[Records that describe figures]
+-------+

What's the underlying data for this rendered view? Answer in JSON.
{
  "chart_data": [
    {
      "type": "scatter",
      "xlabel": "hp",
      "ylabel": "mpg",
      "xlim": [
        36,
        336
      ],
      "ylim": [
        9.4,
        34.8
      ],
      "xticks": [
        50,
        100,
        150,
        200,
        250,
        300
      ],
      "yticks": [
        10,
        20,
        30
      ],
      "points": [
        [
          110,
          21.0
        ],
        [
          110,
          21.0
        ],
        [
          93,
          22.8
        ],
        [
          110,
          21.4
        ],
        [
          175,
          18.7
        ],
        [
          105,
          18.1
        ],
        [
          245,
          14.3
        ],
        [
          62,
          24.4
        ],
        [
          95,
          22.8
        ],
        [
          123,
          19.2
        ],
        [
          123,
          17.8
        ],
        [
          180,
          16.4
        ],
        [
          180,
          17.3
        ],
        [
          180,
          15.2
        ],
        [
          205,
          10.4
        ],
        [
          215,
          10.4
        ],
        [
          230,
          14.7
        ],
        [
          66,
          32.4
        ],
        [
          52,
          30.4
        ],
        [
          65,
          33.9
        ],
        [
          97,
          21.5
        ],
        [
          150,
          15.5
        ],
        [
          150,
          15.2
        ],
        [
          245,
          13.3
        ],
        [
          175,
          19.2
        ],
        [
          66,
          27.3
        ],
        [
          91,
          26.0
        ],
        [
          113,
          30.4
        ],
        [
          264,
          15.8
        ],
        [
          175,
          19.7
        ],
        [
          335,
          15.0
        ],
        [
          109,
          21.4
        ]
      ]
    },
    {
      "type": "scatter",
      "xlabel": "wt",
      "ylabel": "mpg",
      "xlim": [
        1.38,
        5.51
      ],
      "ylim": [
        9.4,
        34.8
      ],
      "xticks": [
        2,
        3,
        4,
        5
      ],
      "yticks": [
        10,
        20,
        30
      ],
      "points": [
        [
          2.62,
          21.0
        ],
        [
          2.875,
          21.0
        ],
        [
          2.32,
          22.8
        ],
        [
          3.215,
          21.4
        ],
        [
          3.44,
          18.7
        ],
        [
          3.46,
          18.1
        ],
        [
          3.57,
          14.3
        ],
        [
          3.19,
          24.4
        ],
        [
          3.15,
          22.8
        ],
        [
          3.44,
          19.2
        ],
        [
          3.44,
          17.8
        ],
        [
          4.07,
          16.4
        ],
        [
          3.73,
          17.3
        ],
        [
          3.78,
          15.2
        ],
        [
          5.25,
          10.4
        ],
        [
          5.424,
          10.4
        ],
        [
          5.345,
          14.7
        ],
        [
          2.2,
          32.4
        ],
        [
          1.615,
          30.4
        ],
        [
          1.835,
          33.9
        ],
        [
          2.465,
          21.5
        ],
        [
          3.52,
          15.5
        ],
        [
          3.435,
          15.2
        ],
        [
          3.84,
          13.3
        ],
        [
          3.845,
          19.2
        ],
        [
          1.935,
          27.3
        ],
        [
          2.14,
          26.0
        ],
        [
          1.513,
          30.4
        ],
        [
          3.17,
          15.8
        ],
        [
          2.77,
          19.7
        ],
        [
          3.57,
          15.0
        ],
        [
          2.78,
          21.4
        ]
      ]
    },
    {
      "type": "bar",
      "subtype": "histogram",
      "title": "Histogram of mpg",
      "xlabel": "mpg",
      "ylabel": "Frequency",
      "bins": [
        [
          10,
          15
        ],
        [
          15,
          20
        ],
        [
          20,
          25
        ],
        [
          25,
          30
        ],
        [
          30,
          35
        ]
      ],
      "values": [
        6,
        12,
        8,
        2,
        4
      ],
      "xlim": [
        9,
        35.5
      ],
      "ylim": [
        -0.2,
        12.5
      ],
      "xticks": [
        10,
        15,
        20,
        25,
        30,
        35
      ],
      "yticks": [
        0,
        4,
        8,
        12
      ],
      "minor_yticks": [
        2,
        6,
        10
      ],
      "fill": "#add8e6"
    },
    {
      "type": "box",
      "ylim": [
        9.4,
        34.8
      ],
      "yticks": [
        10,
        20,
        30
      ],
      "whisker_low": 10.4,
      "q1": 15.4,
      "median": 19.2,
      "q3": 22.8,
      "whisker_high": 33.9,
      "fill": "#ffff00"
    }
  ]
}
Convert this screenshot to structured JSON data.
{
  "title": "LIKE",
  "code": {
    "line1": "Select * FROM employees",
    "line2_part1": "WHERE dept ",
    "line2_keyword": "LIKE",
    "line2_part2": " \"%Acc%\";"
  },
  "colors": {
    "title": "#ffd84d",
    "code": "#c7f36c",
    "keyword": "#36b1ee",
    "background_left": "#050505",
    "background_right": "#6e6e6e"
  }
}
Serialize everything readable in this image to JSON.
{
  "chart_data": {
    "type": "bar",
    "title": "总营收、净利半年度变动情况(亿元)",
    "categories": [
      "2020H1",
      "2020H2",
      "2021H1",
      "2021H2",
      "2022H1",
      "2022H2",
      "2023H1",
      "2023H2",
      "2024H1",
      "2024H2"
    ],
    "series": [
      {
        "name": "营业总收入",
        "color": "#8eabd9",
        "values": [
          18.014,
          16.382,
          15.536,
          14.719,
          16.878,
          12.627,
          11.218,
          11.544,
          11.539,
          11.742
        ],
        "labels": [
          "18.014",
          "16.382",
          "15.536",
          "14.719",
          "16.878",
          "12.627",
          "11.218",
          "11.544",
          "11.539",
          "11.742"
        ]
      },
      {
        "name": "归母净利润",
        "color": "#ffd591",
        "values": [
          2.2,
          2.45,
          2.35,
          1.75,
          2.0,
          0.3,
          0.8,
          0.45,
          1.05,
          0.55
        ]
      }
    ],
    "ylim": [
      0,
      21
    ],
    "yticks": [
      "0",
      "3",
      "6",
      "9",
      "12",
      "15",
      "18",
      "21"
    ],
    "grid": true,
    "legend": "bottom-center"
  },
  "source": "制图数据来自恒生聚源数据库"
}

+-------+

** INSTRUCTIONS FOR THE TASK **
Transcribe the entire listing above precisely.

** SOLUTION **
What's the underlying data for this rendered view? Answer in JSON.
{
  "chart_data": [
    {
      "type": "scatter",
      "xlabel": "hp",
      "ylabel": "mpg",
      "xlim": [
        36,
        336
      ],
      "ylim": [
        9.4,
        34.8
      ],
      "xticks": [
        50,
        100,
        150,
        200,
        250,
        300
      ],
      "yticks": [
        10,
        20,
        30
      ],
      "points": [
        [
          110,
          21.0
        ],
        [
          110,
          21.0
        ],
        [
          93,
          22.8
        ],
        [
          110,
          21.4
        ],
        [
          175,
          18.7
        ],
        [
          105,
          18.1
        ],
        [
          245,
          14.3
        ],
        [
          62,
          24.4
        ],
        [
          95,
          22.8
        ],
        [
          123,
          19.2
        ],
        [
          123,
          17.8
        ],
        [
          180,
          16.4
        ],
        [
          180,
          17.3
        ],
        [
          180,
          15.2
        ],
        [
          205,
          10.4
        ],
        [
          215,
          10.4
        ],
        [
          230,
          14.7
        ],
        [
          66,
          32.4
        ],
        [
          52,
          30.4
        ],
        [
          65,
          33.9
        ],
        [
          97,
          21.5
        ],
        [
          150,
          15.5
        ],
        [
          150,
          15.2
        ],
        [
          245,
          13.3
        ],
        [
          175,
          19.2
        ],
        [
          66,
          27.3
        ],
        [
          91,
          26.0
        ],
        [
          113,
          30.4
        ],
        [
          264,
          15.8
        ],
        [
          175,
          19.7
        ],
        [
          335,
          15.0
        ],
        [
          109,
          21.4
        ]
      ]
    },
    {
      "type": "scatter",
      "xlabel": "wt",
      "ylabel": "mpg",
      "xlim": [
        1.38,
        5.51
      ],
      "ylim": [
        9.4,
        34.8
      ],
      "xticks": [
        2,
        3,
        4,
        5
      ],
      "yticks": [
        10,
        20,
        30
      ],
      "points": [
        [
          2.62,
          21.0
        ],
        [
          2.875,
          21.0
        ],
        [
          2.32,
          22.8
        ],
        [
          3.215,
          21.4
        ],
        [
          3.44,
          18.7
        ],
        [
          3.46,
          18.1
        ],
        [
          3.57,
          14.3
        ],
        [
          3.19,
          24.4
        ],
        [
          3.15,
          22.8
        ],
        [
          3.44,
          19.2
        ],
        [
          3.44,
          17.8
        ],
        [
          4.07,
          16.4
        ],
        [
          3.73,
          17.3
        ],
        [
          3.78,
          15.2
        ],
        [
          5.25,
          10.4
        ],
        [
          5.424,
          10.4
        ],
        [
          5.345,
          14.7
        ],
        [
          2.2,
          32.4
        ],
        [
          1.615,
          30.4
        ],
        [
          1.835,
          33.9
        ],
        [
          2.465,
          21.5
        ],
        [
          3.52,
          15.5
        ],
        [
          3.435,
          15.2
        ],
        [
          3.84,
          13.3
        ],
        [
          3.845,
          19.2
        ],
        [
          1.935,
          27.3
        ],
        [
          2.14,
          26.0
        ],
        [
          1.513,
          30.4
        ],
        [
          3.17,
          15.8
        ],
        [
          2.77,
          19.7
        ],
        [
          3.57,
          15.0
        ],
        [
          2.78,
          21.4
        ]
      ]
    },
    {
      "type": "bar",
      "subtype": "histogram",
      "title": "Histogram of mpg",
      "xlabel": "mpg",
      "ylabel": "Frequency",
      "bins": [
        [
          10,
          15
        ],
        [
          15,
          20
        ],
        [
          20,
          25
        ],
        [
          25,
          30
        ],
        [
          30,
          35
        ]
      ],
      "values": [
        6,
        12,
        8,
        2,
        4
      ],
      "xlim": [
        9,
        35.5
      ],
      "ylim": [
        -0.2,
        12.5
      ],
      "xticks": [
        10,
        15,
        20,
        25,
        30,
        35
      ],
      "yticks": [
        0,
        4,
        8,
        12
      ],
      "minor_yticks": [
        2,
        6,
        10
      ],
      "fill": "#add8e6"
    },
    {
      "type": "box",
      "ylim": [
        9.4,
        34.8
      ],
      "yticks": [
        10,
        20,
        30
      ],
      "whisker_low": 10.4,
      "q1": 15.4,
      "median": 19.2,
      "q3": 22.8,
      "whisker_high": 33.9,
      "fill": "#ffff00"
    }
  ]
}
Convert this screenshot to structured JSON data.
{
  "title": "LIKE",
  "code": {
    "line1": "Select * FROM employees",
    "line2_part1": "WHERE dept ",
    "line2_keyword": "LIKE",
    "line2_part2": " \"%Acc%\";"
  },
  "colors": {
    "title": "#ffd84d",
    "code": "#c7f36c",
    "keyword": "#36b1ee",
    "background_left": "#050505",
    "background_right": "#6e6e6e"
  }
}
Serialize everything readable in this image to JSON.
{
  "chart_data": {
    "type": "bar",
    "title": "总营收、净利半年度变动情况(亿元)",
    "categories": [
      "2020H1",
      "2020H2",
      "2021H1",
      "2021H2",
      "2022H1",
      "2022H2",
      "2023H1",
      "2023H2",
      "2024H1",
      "2024H2"
    ],
    "series": [
      {
        "name": "营业总收入",
        "color": "#8eabd9",
        "values": [
          18.014,
          16.382,
          15.536,
          14.719,
          16.878,
          12.627,
          11.218,
          11.544,
          11.539,
          11.742
        ],
        "labels": [
          "18.014",
          "16.382",
          "15.536",
          "14.719",
          "16.878",
          "12.627",
          "11.218",
          "11.544",
          "11.539",
          "11.742"
        ]
      },
      {
        "name": "归母净利润",
        "color": "#ffd591",
        "values": [
          2.2,
          2.45,
          2.35,
          1.75,
          2.0,
          0.3,
          0.8,
          0.45,
          1.05,
          0.55
        ]
      }
    ],
    "ylim": [
      0,
      21
    ],
    "yticks": [
      "0",
      "3",
      "6",
      "9",
      "12",
      "15",
      "18",
      "21"
    ],
    "grid": true,
    "legend": "bottom-center"
  },
  "source": "制图数据来自恒生聚源数据库"
}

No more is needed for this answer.